> _Exercise_
Copy each of the entries below faithfully, setting aside any pictures.

## begin Data to use

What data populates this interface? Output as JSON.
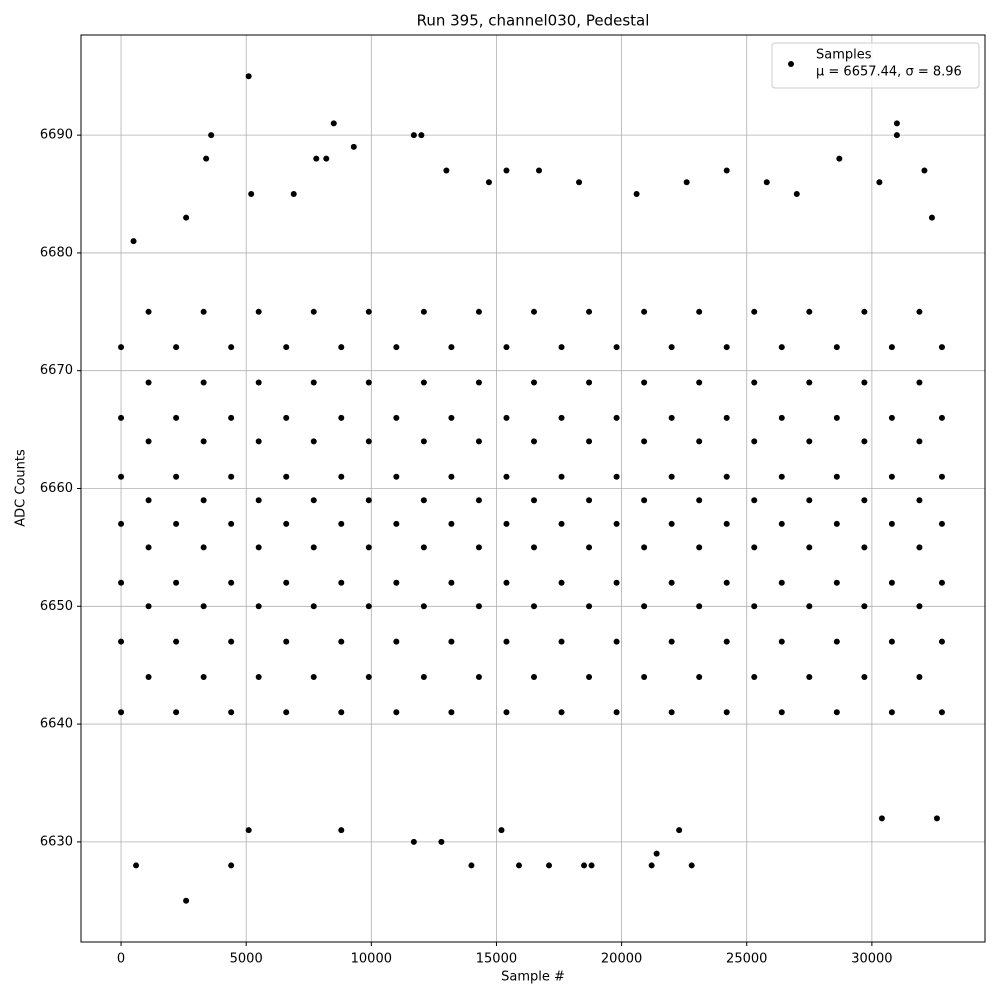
{
  "chart_data": {
    "type": "scatter",
    "title": "Run 395, channel030, Pedestal",
    "x_label": "Sample #",
    "y_label": "ADC Counts",
    "xlim": [
      -1600,
      34520
    ],
    "ylim": [
      6621.5,
      6698.5
    ],
    "xticks": [
      0,
      5000,
      10000,
      15000,
      20000,
      25000,
      30000
    ],
    "yticks": [
      6630,
      6640,
      6650,
      6660,
      6670,
      6680,
      6690
    ],
    "grid": true,
    "legend": "upper right",
    "legend_note": "μ = 6657.44, σ = 8.96",
    "series": [
      {
        "name": "Samples",
        "color": "#000000",
        "x": [
          0,
          0,
          0,
          0,
          0,
          0,
          0,
          1100,
          1100,
          1100,
          1100,
          1100,
          1100,
          1100,
          2200,
          2200,
          2200,
          2200,
          2200,
          2200,
          2200,
          3300,
          3300,
          3300,
          3300,
          3300,
          3300,
          3300,
          4400,
          4400,
          4400,
          4400,
          4400,
          4400,
          4400,
          5500,
          5500,
          5500,
          5500,
          5500,
          5500,
          5500,
          6600,
          6600,
          6600,
          6600,
          6600,
          6600,
          6600,
          7700,
          7700,
          7700,
          7700,
          7700,
          7700,
          7700,
          8800,
          8800,
          8800,
          8800,
          8800,
          8800,
          8800,
          9900,
          9900,
          9900,
          9900,
          9900,
          9900,
          9900,
          11000,
          11000,
          11000,
          11000,
          11000,
          11000,
          11000,
          12100,
          12100,
          12100,
          12100,
          12100,
          12100,
          12100,
          13200,
          13200,
          13200,
          13200,
          13200,
          13200,
          13200,
          14300,
          14300,
          14300,
          14300,
          14300,
          14300,
          14300,
          15400,
          15400,
          15400,
          15400,
          15400,
          15400,
          15400,
          16500,
          16500,
          16500,
          16500,
          16500,
          16500,
          16500,
          17600,
          17600,
          17600,
          17600,
          17600,
          17600,
          17600,
          18700,
          18700,
          18700,
          18700,
          18700,
          18700,
          18700,
          19800,
          19800,
          19800,
          19800,
          19800,
          19800,
          19800,
          20900,
          20900,
          20900,
          20900,
          20900,
          20900,
          20900,
          22000,
          22000,
          22000,
          22000,
          22000,
          22000,
          22000,
          23100,
          23100,
          23100,
          23100,
          23100,
          23100,
          23100,
          24200,
          24200,
          24200,
          24200,
          24200,
          24200,
          24200,
          25300,
          25300,
          25300,
          25300,
          25300,
          25300,
          25300,
          26400,
          26400,
          26400,
          26400,
          26400,
          26400,
          26400,
          27500,
          27500,
          27500,
          27500,
          27500,
          27500,
          27500,
          28600,
          28600,
          28600,
          28600,
          28600,
          28600,
          28600,
          29700,
          29700,
          29700,
          29700,
          29700,
          29700,
          29700,
          30800,
          30800,
          30800,
          30800,
          30800,
          30800,
          30800,
          31900,
          31900,
          31900,
          31900,
          31900,
          31900,
          31900,
          32800,
          32800,
          32800,
          32800,
          32800,
          32800,
          32800,
          2600,
          600,
          4400,
          5100,
          3600,
          8500,
          9300,
          11700,
          12000,
          11700,
          12800,
          14000,
          15900,
          17100,
          18500,
          18800,
          21200,
          21400,
          22800,
          31000,
          31000,
          32100,
          5100,
          8800,
          15200,
          22300,
          32600,
          30400,
          16700,
          15400,
          13000,
          3400,
          7800,
          8200,
          28700,
          24200,
          500,
          2600,
          14700,
          18300,
          22600,
          25800,
          30300,
          32400,
          6900,
          5200,
          20600,
          27000
        ],
        "values": [
          6641,
          6647,
          6652,
          6657,
          6661,
          6666,
          6672,
          6644,
          6650,
          6655,
          6659,
          6664,
          6669,
          6675,
          6641,
          6647,
          6652,
          6657,
          6661,
          6666,
          6672,
          6644,
          6650,
          6655,
          6659,
          6664,
          6669,
          6675,
          6641,
          6647,
          6652,
          6657,
          6661,
          6666,
          6672,
          6644,
          6650,
          6655,
          6659,
          6664,
          6669,
          6675,
          6641,
          6647,
          6652,
          6657,
          6661,
          6666,
          6672,
          6644,
          6650,
          6655,
          6659,
          6664,
          6669,
          6675,
          6641,
          6647,
          6652,
          6657,
          6661,
          6666,
          6672,
          6644,
          6650,
          6655,
          6659,
          6664,
          6669,
          6675,
          6641,
          6647,
          6652,
          6657,
          6661,
          6666,
          6672,
          6644,
          6650,
          6655,
          6659,
          6664,
          6669,
          6675,
          6641,
          6647,
          6652,
          6657,
          6661,
          6666,
          6672,
          6644,
          6650,
          6655,
          6659,
          6664,
          6669,
          6675,
          6641,
          6647,
          6652,
          6657,
          6661,
          6666,
          6672,
          6644,
          6650,
          6655,
          6659,
          6664,
          6669,
          6675,
          6641,
          6647,
          6652,
          6657,
          6661,
          6666,
          6672,
          6644,
          6650,
          6655,
          6659,
          6664,
          6669,
          6675,
          6641,
          6647,
          6652,
          6657,
          6661,
          6666,
          6672,
          6644,
          6650,
          6655,
          6659,
          6664,
          6669,
          6675,
          6641,
          6647,
          6652,
          6657,
          6661,
          6666,
          6672,
          6644,
          6650,
          6655,
          6659,
          6664,
          6669,
          6675,
          6641,
          6647,
          6652,
          6657,
          6661,
          6666,
          6672,
          6644,
          6650,
          6655,
          6659,
          6664,
          6669,
          6675,
          6641,
          6647,
          6652,
          6657,
          6661,
          6666,
          6672,
          6644,
          6650,
          6655,
          6659,
          6664,
          6669,
          6675,
          6641,
          6647,
          6652,
          6657,
          6661,
          6666,
          6672,
          6644,
          6650,
          6655,
          6659,
          6664,
          6669,
          6675,
          6641,
          6647,
          6652,
          6657,
          6661,
          6666,
          6672,
          6644,
          6650,
          6655,
          6659,
          6664,
          6669,
          6675,
          6641,
          6647,
          6652,
          6657,
          6661,
          6666,
          6672,
          6625,
          6628,
          6628,
          6695,
          6690,
          6691,
          6689,
          6690,
          6690,
          6630,
          6630,
          6628,
          6628,
          6628,
          6628,
          6628,
          6628,
          6629,
          6628,
          6691,
          6690,
          6687,
          6631,
          6631,
          6631,
          6631,
          6632,
          6632,
          6687,
          6687,
          6687,
          6688,
          6688,
          6688,
          6688,
          6687,
          6681,
          6683,
          6686,
          6686,
          6686,
          6686,
          6686,
          6683,
          6685,
          6685,
          6685,
          6685
        ]
      }
    ]
  }
}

## end Data to use

> _Reply to the task_
What data populates this interface? Output as JSON.
{
  "chart_data": {
    "type": "scatter",
    "title": "Run 395, channel030, Pedestal",
    "x_label": "Sample #",
    "y_label": "ADC Counts",
    "xlim": [
      -1600,
      34520
    ],
    "ylim": [
      6621.5,
      6698.5
    ],
    "xticks": [
      0,
      5000,
      10000,
      15000,
      20000,
      25000,
      30000
    ],
    "yticks": [
      6630,
      6640,
      6650,
      6660,
      6670,
      6680,
      6690
    ],
    "grid": true,
    "legend": "upper right",
    "legend_note": "μ = 6657.44, σ = 8.96",
    "series": [
      {
        "name": "Samples",
        "color": "#000000",
        "x": [
          0,
          0,
          0,
          0,
          0,
          0,
          0,
          1100,
          1100,
          1100,
          1100,
          1100,
          1100,
          1100,
          2200,
          2200,
          2200,
          2200,
          2200,
          2200,
          2200,
          3300,
          3300,
          3300,
          3300,
          3300,
          3300,
          3300,
          4400,
          4400,
          4400,
          4400,
          4400,
          4400,
          4400,
          5500,
          5500,
          5500,
          5500,
          5500,
          5500,
          5500,
          6600,
          6600,
          6600,
          6600,
          6600,
          6600,
          6600,
          7700,
          7700,
          7700,
          7700,
          7700,
          7700,
          7700,
          8800,
          8800,
          8800,
          8800,
          8800,
          8800,
          8800,
          9900,
          9900,
          9900,
          9900,
          9900,
          9900,
          9900,
          11000,
          11000,
          11000,
          11000,
          11000,
          11000,
          11000,
          12100,
          12100,
          12100,
          12100,
          12100,
          12100,
          12100,
          13200,
          13200,
          13200,
          13200,
          13200,
          13200,
          13200,
          14300,
          14300,
          14300,
          14300,
          14300,
          14300,
          14300,
          15400,
          15400,
          15400,
          15400,
          15400,
          15400,
          15400,
          16500,
          16500,
          16500,
          16500,
          16500,
          16500,
          16500,
          17600,
          17600,
          17600,
          17600,
          17600,
          17600,
          17600,
          18700,
          18700,
          18700,
          18700,
          18700,
          18700,
          18700,
          19800,
          19800,
          19800,
          19800,
          19800,
          19800,
          19800,
          20900,
          20900,
          20900,
          20900,
          20900,
          20900,
          20900,
          22000,
          22000,
          22000,
          22000,
          22000,
          22000,
          22000,
          23100,
          23100,
          23100,
          23100,
          23100,
          23100,
          23100,
          24200,
          24200,
          24200,
          24200,
          24200,
          24200,
          24200,
          25300,
          25300,
          25300,
          25300,
          25300,
          25300,
          25300,
          26400,
          26400,
          26400,
          26400,
          26400,
          26400,
          26400,
          27500,
          27500,
          27500,
          27500,
          27500,
          27500,
          27500,
          28600,
          28600,
          28600,
          28600,
          28600,
          28600,
          28600,
          29700,
          29700,
          29700,
          29700,
          29700,
          29700,
          29700,
          30800,
          30800,
          30800,
          30800,
          30800,
          30800,
          30800,
          31900,
          31900,
          31900,
          31900,
          31900,
          31900,
          31900,
          32800,
          32800,
          32800,
          32800,
          32800,
          32800,
          32800,
          2600,
          600,
          4400,
          5100,
          3600,
          8500,
          9300,
          11700,
          12000,
          11700,
          12800,
          14000,
          15900,
          17100,
          18500,
          18800,
          21200,
          21400,
          22800,
          31000,
          31000,
          32100,
          5100,
          8800,
          15200,
          22300,
          32600,
          30400,
          16700,
          15400,
          13000,
          3400,
          7800,
          8200,
          28700,
          24200,
          500,
          2600,
          14700,
          18300,
          22600,
          25800,
          30300,
          32400,
          6900,
          5200,
          20600,
          27000
        ],
        "values": [
          6641,
          6647,
          6652,
          6657,
          6661,
          6666,
          6672,
          6644,
          6650,
          6655,
          6659,
          6664,
          6669,
          6675,
          6641,
          6647,
          6652,
          6657,
          6661,
          6666,
          6672,
          6644,
          6650,
          6655,
          6659,
          6664,
          6669,
          6675,
          6641,
          6647,
          6652,
          6657,
          6661,
          6666,
          6672,
          6644,
          6650,
          6655,
          6659,
          6664,
          6669,
          6675,
          6641,
          6647,
          6652,
          6657,
          6661,
          6666,
          6672,
          6644,
          6650,
          6655,
          6659,
          6664,
          6669,
          6675,
          6641,
          6647,
          6652,
          6657,
          6661,
          6666,
          6672,
          6644,
          6650,
          6655,
          6659,
          6664,
          6669,
          6675,
          6641,
          6647,
          6652,
          6657,
          6661,
          6666,
          6672,
          6644,
          6650,
          6655,
          6659,
          6664,
          6669,
          6675,
          6641,
          6647,
          6652,
          6657,
          6661,
          6666,
          6672,
          6644,
          6650,
          6655,
          6659,
          6664,
          6669,
          6675,
          6641,
          6647,
          6652,
          6657,
          6661,
          6666,
          6672,
          6644,
          6650,
          6655,
          6659,
          6664,
          6669,
          6675,
          6641,
          6647,
          6652,
          6657,
          6661,
          6666,
          6672,
          6644,
          6650,
          6655,
          6659,
          6664,
          6669,
          6675,
          6641,
          6647,
          6652,
          6657,
          6661,
          6666,
          6672,
          6644,
          6650,
          6655,
          6659,
          6664,
          6669,
          6675,
          6641,
          6647,
          6652,
          6657,
          6661,
          6666,
          6672,
          6644,
          6650,
          6655,
          6659,
          6664,
          6669,
          6675,
          6641,
          6647,
          6652,
          6657,
          6661,
          6666,
          6672,
          6644,
          6650,
          6655,
          6659,
          6664,
          6669,
          6675,
          6641,
          6647,
          6652,
          6657,
          6661,
          6666,
          6672,
          6644,
          6650,
          6655,
          6659,
          6664,
          6669,
          6675,
          6641,
          6647,
          6652,
          6657,
          6661,
          6666,
          6672,
          6644,
          6650,
          6655,
          6659,
          6664,
          6669,
          6675,
          6641,
          6647,
          6652,
          6657,
          6661,
          6666,
          6672,
          6644,
          6650,
          6655,
          6659,
          6664,
          6669,
          6675,
          6641,
          6647,
          6652,
          6657,
          6661,
          6666,
          6672,
          6625,
          6628,
          6628,
          6695,
          6690,
          6691,
          6689,
          6690,
          6690,
          6630,
          6630,
          6628,
          6628,
          6628,
          6628,
          6628,
          6628,
          6629,
          6628,
          6691,
          6690,
          6687,
          6631,
          6631,
          6631,
          6631,
          6632,
          6632,
          6687,
          6687,
          6687,
          6688,
          6688,
          6688,
          6688,
          6687,
          6681,
          6683,
          6686,
          6686,
          6686,
          6686,
          6686,
          6683,
          6685,
          6685,
          6685,
          6685
        ]
      }
    ]
  }
}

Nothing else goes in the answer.